* Start DATA IN THIS EXERCISE *
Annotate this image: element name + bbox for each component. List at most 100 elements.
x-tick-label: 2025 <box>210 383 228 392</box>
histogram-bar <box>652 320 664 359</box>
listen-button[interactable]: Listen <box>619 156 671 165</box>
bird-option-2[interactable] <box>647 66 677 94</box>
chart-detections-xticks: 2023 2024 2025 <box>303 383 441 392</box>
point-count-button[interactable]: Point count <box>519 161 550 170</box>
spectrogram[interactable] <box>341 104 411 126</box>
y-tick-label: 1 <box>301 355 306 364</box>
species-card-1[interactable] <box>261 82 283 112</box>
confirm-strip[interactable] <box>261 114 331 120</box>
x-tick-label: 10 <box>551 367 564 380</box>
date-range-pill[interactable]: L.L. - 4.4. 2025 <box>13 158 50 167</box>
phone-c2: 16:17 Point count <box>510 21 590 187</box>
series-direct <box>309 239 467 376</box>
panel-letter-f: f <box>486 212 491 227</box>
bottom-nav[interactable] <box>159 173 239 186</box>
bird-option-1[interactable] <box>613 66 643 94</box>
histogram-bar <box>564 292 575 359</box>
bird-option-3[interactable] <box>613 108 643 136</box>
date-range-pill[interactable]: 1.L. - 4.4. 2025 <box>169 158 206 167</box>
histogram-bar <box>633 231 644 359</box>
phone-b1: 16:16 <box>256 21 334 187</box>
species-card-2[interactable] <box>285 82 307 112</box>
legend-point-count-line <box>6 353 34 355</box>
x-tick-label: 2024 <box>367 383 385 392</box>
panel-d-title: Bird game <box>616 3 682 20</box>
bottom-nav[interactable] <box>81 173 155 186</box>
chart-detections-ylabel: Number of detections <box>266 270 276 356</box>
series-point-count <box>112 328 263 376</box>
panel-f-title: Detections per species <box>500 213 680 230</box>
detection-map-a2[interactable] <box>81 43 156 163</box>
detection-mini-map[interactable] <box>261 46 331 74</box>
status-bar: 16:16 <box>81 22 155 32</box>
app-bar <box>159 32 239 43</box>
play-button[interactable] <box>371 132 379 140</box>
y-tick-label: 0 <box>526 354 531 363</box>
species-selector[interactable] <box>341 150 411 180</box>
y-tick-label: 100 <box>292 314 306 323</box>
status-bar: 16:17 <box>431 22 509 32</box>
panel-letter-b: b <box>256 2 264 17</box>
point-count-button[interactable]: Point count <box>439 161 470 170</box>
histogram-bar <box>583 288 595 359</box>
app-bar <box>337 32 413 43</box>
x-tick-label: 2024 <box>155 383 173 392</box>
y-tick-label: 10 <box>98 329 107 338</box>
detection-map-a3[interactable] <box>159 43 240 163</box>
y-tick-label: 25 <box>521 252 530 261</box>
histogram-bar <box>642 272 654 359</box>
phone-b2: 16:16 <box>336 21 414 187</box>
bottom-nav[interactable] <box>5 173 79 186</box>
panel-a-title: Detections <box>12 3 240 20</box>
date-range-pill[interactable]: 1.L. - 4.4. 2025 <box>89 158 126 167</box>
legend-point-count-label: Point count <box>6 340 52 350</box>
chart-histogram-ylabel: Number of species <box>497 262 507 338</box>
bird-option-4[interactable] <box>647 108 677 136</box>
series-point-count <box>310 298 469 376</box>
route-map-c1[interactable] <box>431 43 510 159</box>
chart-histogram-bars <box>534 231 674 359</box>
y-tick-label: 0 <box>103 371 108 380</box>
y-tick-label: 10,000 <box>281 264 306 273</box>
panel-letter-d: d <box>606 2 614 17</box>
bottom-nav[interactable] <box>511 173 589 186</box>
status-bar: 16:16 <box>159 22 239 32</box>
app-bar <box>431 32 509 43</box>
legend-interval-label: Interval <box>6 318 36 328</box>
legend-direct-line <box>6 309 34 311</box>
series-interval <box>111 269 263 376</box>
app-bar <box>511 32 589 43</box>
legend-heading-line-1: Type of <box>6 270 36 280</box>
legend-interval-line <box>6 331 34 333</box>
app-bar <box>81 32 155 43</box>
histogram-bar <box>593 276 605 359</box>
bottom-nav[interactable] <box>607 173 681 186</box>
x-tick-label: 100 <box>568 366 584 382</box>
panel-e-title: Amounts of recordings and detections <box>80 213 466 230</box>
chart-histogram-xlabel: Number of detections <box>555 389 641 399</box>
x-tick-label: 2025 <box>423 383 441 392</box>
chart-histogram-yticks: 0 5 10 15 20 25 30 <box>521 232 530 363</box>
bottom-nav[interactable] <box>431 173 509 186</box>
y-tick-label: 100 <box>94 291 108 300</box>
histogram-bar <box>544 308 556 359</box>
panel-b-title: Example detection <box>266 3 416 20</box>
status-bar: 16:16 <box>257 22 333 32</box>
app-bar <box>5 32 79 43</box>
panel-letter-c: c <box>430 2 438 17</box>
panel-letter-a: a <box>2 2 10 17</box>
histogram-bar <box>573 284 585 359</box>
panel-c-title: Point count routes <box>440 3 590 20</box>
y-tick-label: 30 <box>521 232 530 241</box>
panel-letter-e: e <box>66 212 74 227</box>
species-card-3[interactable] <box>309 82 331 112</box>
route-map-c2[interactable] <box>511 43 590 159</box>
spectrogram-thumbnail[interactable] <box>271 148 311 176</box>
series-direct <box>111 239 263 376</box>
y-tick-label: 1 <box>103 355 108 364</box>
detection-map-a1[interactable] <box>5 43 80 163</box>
* End DATA IN THIS EXERCISE *
_DIRECTIONS FOR THIS TASK:_
Could you print all of the entries above again, line for line, with nothing changed?

_WRITTEN ANSWER:_
Annotate this image: element name + bbox for each component. List at most 100 elements.
x-tick-label: 2025 <box>210 383 228 392</box>
histogram-bar <box>652 320 664 359</box>
listen-button[interactable]: Listen <box>619 156 671 165</box>
bird-option-2[interactable] <box>647 66 677 94</box>
chart-detections-xticks: 2023 2024 2025 <box>303 383 441 392</box>
point-count-button[interactable]: Point count <box>519 161 550 170</box>
spectrogram[interactable] <box>341 104 411 126</box>
y-tick-label: 1 <box>301 355 306 364</box>
species-card-1[interactable] <box>261 82 283 112</box>
confirm-strip[interactable] <box>261 114 331 120</box>
x-tick-label: 10 <box>551 367 564 380</box>
date-range-pill[interactable]: L.L. - 4.4. 2025 <box>13 158 50 167</box>
phone-c2: 16:17 Point count <box>510 21 590 187</box>
series-direct <box>309 239 467 376</box>
panel-letter-f: f <box>486 212 491 227</box>
bottom-nav[interactable] <box>159 173 239 186</box>
bird-option-1[interactable] <box>613 66 643 94</box>
histogram-bar <box>564 292 575 359</box>
bird-option-3[interactable] <box>613 108 643 136</box>
date-range-pill[interactable]: 1.L. - 4.4. 2025 <box>169 158 206 167</box>
histogram-bar <box>633 231 644 359</box>
phone-b1: 16:16 <box>256 21 334 187</box>
species-card-2[interactable] <box>285 82 307 112</box>
legend-point-count-line <box>6 353 34 355</box>
x-tick-label: 2024 <box>367 383 385 392</box>
panel-d-title: Bird game <box>616 3 682 20</box>
bottom-nav[interactable] <box>81 173 155 186</box>
chart-detections-ylabel: Number of detections <box>266 270 276 356</box>
series-point-count <box>112 328 263 376</box>
panel-f-title: Detections per species <box>500 213 680 230</box>
detection-map-a2[interactable] <box>81 43 156 163</box>
detection-mini-map[interactable] <box>261 46 331 74</box>
status-bar: 16:16 <box>81 22 155 32</box>
app-bar <box>159 32 239 43</box>
play-button[interactable] <box>371 132 379 140</box>
y-tick-label: 0 <box>526 354 531 363</box>
species-selector[interactable] <box>341 150 411 180</box>
y-tick-label: 100 <box>292 314 306 323</box>
status-bar: 16:17 <box>431 22 509 32</box>
panel-letter-b: b <box>256 2 264 17</box>
point-count-button[interactable]: Point count <box>439 161 470 170</box>
histogram-bar <box>583 288 595 359</box>
app-bar <box>337 32 413 43</box>
x-tick-label: 2024 <box>155 383 173 392</box>
y-tick-label: 10 <box>98 329 107 338</box>
detection-map-a3[interactable] <box>159 43 240 163</box>
y-tick-label: 25 <box>521 252 530 261</box>
histogram-bar <box>642 272 654 359</box>
phone-b2: 16:16 <box>336 21 414 187</box>
bottom-nav[interactable] <box>5 173 79 186</box>
panel-a-title: Detections <box>12 3 240 20</box>
date-range-pill[interactable]: 1.L. - 4.4. 2025 <box>89 158 126 167</box>
legend-point-count-label: Point count <box>6 340 52 350</box>
chart-histogram-ylabel: Number of species <box>497 262 507 338</box>
bird-option-4[interactable] <box>647 108 677 136</box>
series-point-count <box>310 298 469 376</box>
route-map-c1[interactable] <box>431 43 510 159</box>
chart-histogram-bars <box>534 231 674 359</box>
y-tick-label: 0 <box>103 371 108 380</box>
y-tick-label: 10,000 <box>281 264 306 273</box>
panel-letter-d: d <box>606 2 614 17</box>
bottom-nav[interactable] <box>511 173 589 186</box>
status-bar: 16:16 <box>159 22 239 32</box>
app-bar <box>431 32 509 43</box>
legend-interval-label: Interval <box>6 318 36 328</box>
legend-direct-line <box>6 309 34 311</box>
series-interval <box>111 269 263 376</box>
app-bar <box>511 32 589 43</box>
legend-heading-line-1: Type of <box>6 270 36 280</box>
legend-interval-line <box>6 331 34 333</box>
app-bar <box>81 32 155 43</box>
histogram-bar <box>593 276 605 359</box>
bottom-nav[interactable] <box>607 173 681 186</box>
x-tick-label: 100 <box>568 366 584 382</box>
panel-e-title: Amounts of recordings and detections <box>80 213 466 230</box>
chart-histogram-xlabel: Number of detections <box>555 389 641 399</box>
x-tick-label: 2025 <box>423 383 441 392</box>
chart-histogram-yticks: 0 5 10 15 20 25 30 <box>521 232 530 363</box>
bottom-nav[interactable] <box>431 173 509 186</box>
y-tick-label: 100 <box>94 291 108 300</box>
histogram-bar <box>544 308 556 359</box>
panel-b-title: Example detection <box>266 3 416 20</box>
status-bar: 16:16 <box>257 22 333 32</box>
app-bar <box>5 32 79 43</box>
panel-letter-c: c <box>430 2 438 17</box>
panel-letter-a: a <box>2 2 10 17</box>
histogram-bar <box>573 284 585 359</box>
panel-c-title: Point count routes <box>440 3 590 20</box>
y-tick-label: 30 <box>521 232 530 241</box>
panel-letter-e: e <box>66 212 74 227</box>
species-card-3[interactable] <box>309 82 331 112</box>
route-map-c2[interactable] <box>511 43 590 159</box>
spectrogram-thumbnail[interactable] <box>271 148 311 176</box>
series-direct <box>111 239 263 376</box>
y-tick-label: 1 <box>103 355 108 364</box>
detection-map-a1[interactable] <box>5 43 80 163</box>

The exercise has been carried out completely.